» **Provided records**
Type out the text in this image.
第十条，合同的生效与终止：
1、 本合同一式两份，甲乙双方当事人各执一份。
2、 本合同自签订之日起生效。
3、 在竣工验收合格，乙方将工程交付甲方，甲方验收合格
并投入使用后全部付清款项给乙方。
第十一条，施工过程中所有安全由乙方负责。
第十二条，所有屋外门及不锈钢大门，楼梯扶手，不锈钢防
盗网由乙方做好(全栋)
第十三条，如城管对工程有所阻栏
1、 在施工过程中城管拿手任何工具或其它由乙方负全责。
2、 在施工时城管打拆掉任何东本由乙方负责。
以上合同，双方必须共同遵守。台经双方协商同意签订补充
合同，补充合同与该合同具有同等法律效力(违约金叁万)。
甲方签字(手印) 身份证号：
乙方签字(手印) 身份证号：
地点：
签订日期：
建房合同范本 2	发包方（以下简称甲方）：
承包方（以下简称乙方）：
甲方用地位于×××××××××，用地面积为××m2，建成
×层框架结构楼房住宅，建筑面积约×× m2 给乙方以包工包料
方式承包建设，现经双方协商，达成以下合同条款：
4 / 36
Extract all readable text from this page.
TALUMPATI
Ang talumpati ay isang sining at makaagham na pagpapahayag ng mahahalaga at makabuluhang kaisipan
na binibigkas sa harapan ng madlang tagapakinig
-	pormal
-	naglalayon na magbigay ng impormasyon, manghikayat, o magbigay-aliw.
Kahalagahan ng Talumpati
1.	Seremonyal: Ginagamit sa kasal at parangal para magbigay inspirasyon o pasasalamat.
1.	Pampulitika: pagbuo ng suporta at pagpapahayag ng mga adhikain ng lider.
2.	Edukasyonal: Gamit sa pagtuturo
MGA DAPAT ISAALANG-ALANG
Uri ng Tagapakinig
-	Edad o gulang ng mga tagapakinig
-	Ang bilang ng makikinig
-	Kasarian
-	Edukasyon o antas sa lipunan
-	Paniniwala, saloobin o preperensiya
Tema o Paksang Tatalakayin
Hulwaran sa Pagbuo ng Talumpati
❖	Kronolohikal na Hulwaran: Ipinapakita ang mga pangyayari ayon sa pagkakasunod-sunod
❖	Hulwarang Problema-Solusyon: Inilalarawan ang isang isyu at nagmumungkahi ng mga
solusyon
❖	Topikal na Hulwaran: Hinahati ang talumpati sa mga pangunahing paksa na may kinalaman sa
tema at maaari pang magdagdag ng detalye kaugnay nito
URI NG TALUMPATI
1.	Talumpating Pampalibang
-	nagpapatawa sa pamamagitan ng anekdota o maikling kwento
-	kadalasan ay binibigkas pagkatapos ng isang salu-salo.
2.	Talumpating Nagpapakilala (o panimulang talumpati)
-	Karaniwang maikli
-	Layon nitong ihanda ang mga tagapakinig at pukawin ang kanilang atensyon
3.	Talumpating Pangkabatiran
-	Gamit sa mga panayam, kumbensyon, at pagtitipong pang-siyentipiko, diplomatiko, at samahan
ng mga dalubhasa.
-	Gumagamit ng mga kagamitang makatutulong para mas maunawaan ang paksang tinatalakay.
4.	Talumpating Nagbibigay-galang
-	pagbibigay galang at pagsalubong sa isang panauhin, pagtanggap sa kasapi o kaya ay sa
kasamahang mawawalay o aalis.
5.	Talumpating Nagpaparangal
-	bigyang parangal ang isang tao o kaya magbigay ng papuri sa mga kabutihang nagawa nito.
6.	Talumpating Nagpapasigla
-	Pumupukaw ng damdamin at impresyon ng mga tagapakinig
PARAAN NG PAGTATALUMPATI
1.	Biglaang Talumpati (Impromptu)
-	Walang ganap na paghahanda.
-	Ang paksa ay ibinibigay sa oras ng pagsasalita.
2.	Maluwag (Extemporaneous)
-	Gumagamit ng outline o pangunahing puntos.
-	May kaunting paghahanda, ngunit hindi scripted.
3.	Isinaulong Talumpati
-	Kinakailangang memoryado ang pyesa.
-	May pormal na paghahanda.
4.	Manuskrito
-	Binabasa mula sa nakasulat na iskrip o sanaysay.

» **Short problem**
Locate and copy each line in the data above that includes the word "Gumagamit".

» **Output for this task**
-	Gumagamit ng mga kagamitang makatutulong para mas maunawaan ang paksang tinatalakay.
-	Gumagamit ng outline o pangunahing puntos.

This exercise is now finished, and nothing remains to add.